EXERCISE OBJECTIVE: Write out the listing beneath this instruction in its entirety, exactly as it reads.
*-*-*
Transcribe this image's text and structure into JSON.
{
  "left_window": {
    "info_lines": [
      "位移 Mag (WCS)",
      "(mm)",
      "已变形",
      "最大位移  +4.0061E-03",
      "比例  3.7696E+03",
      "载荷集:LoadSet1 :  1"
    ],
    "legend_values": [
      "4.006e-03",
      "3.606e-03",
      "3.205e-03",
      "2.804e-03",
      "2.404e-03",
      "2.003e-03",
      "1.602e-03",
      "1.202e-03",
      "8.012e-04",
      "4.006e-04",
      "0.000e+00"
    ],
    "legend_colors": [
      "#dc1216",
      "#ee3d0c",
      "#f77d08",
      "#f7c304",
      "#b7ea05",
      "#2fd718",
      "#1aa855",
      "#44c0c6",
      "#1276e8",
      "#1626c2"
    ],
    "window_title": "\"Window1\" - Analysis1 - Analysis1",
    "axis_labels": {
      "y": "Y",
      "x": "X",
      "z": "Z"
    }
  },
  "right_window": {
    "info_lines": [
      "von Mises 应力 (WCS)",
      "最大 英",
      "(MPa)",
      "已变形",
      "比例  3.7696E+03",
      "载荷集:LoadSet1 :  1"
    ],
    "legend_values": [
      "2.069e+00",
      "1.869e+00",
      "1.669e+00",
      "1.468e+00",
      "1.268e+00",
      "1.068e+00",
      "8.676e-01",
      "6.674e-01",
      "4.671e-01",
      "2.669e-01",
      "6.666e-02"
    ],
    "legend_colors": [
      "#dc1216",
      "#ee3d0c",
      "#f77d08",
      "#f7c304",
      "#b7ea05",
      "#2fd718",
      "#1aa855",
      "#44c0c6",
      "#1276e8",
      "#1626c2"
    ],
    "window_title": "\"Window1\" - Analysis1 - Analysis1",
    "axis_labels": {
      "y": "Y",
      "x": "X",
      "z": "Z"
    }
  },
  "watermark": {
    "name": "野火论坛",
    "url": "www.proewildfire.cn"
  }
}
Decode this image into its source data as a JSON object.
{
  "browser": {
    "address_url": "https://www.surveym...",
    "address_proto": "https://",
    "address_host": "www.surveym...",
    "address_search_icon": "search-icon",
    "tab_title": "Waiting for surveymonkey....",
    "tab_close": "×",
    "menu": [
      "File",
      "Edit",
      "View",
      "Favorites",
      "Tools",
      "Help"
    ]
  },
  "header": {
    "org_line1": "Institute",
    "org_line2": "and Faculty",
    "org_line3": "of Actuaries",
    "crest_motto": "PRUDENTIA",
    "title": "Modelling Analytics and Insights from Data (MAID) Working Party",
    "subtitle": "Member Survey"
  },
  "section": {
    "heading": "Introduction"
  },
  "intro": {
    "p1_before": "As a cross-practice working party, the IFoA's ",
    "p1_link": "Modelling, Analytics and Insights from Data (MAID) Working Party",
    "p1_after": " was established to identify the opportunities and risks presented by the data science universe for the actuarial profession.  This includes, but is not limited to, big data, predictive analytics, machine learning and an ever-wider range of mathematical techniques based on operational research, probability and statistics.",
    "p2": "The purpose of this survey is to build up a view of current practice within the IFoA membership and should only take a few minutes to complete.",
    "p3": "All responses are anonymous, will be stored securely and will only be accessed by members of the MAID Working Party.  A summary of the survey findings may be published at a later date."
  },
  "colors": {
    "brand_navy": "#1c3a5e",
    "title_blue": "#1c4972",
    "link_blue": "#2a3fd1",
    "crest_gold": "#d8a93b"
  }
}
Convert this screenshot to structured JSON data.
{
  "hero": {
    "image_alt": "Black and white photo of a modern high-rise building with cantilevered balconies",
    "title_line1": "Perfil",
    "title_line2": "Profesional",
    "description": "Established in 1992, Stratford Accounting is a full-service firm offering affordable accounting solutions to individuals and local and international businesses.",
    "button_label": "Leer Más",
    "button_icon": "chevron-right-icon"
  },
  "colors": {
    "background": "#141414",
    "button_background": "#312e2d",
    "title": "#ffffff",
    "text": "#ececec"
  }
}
*-*-*
FINISHED EXERCISE:
Transcribe this image's text and structure into JSON.
{
  "left_window": {
    "info_lines": [
      "位移 Mag (WCS)",
      "(mm)",
      "已变形",
      "最大位移  +4.0061E-03",
      "比例  3.7696E+03",
      "载荷集:LoadSet1 :  1"
    ],
    "legend_values": [
      "4.006e-03",
      "3.606e-03",
      "3.205e-03",
      "2.804e-03",
      "2.404e-03",
      "2.003e-03",
      "1.602e-03",
      "1.202e-03",
      "8.012e-04",
      "4.006e-04",
      "0.000e+00"
    ],
    "legend_colors": [
      "#dc1216",
      "#ee3d0c",
      "#f77d08",
      "#f7c304",
      "#b7ea05",
      "#2fd718",
      "#1aa855",
      "#44c0c6",
      "#1276e8",
      "#1626c2"
    ],
    "window_title": "\"Window1\" - Analysis1 - Analysis1",
    "axis_labels": {
      "y": "Y",
      "x": "X",
      "z": "Z"
    }
  },
  "right_window": {
    "info_lines": [
      "von Mises 应力 (WCS)",
      "最大 英",
      "(MPa)",
      "已变形",
      "比例  3.7696E+03",
      "载荷集:LoadSet1 :  1"
    ],
    "legend_values": [
      "2.069e+00",
      "1.869e+00",
      "1.669e+00",
      "1.468e+00",
      "1.268e+00",
      "1.068e+00",
      "8.676e-01",
      "6.674e-01",
      "4.671e-01",
      "2.669e-01",
      "6.666e-02"
    ],
    "legend_colors": [
      "#dc1216",
      "#ee3d0c",
      "#f77d08",
      "#f7c304",
      "#b7ea05",
      "#2fd718",
      "#1aa855",
      "#44c0c6",
      "#1276e8",
      "#1626c2"
    ],
    "window_title": "\"Window1\" - Analysis1 - Analysis1",
    "axis_labels": {
      "y": "Y",
      "x": "X",
      "z": "Z"
    }
  },
  "watermark": {
    "name": "野火论坛",
    "url": "www.proewildfire.cn"
  }
}
Decode this image into its source data as a JSON object.
{
  "browser": {
    "address_url": "https://www.surveym...",
    "address_proto": "https://",
    "address_host": "www.surveym...",
    "address_search_icon": "search-icon",
    "tab_title": "Waiting for surveymonkey....",
    "tab_close": "×",
    "menu": [
      "File",
      "Edit",
      "View",
      "Favorites",
      "Tools",
      "Help"
    ]
  },
  "header": {
    "org_line1": "Institute",
    "org_line2": "and Faculty",
    "org_line3": "of Actuaries",
    "crest_motto": "PRUDENTIA",
    "title": "Modelling Analytics and Insights from Data (MAID) Working Party",
    "subtitle": "Member Survey"
  },
  "section": {
    "heading": "Introduction"
  },
  "intro": {
    "p1_before": "As a cross-practice working party, the IFoA's ",
    "p1_link": "Modelling, Analytics and Insights from Data (MAID) Working Party",
    "p1_after": " was established to identify the opportunities and risks presented by the data science universe for the actuarial profession.  This includes, but is not limited to, big data, predictive analytics, machine learning and an ever-wider range of mathematical techniques based on operational research, probability and statistics.",
    "p2": "The purpose of this survey is to build up a view of current practice within the IFoA membership and should only take a few minutes to complete.",
    "p3": "All responses are anonymous, will be stored securely and will only be accessed by members of the MAID Working Party.  A summary of the survey findings may be published at a later date."
  },
  "colors": {
    "brand_navy": "#1c3a5e",
    "title_blue": "#1c4972",
    "link_blue": "#2a3fd1",
    "crest_gold": "#d8a93b"
  }
}
Convert this screenshot to structured JSON data.
{
  "hero": {
    "image_alt": "Black and white photo of a modern high-rise building with cantilevered balconies",
    "title_line1": "Perfil",
    "title_line2": "Profesional",
    "description": "Established in 1992, Stratford Accounting is a full-service firm offering affordable accounting solutions to individuals and local and international businesses.",
    "button_label": "Leer Más",
    "button_icon": "chevron-right-icon"
  },
  "colors": {
    "background": "#141414",
    "button_background": "#312e2d",
    "title": "#ffffff",
    "text": "#ececec"
  }
}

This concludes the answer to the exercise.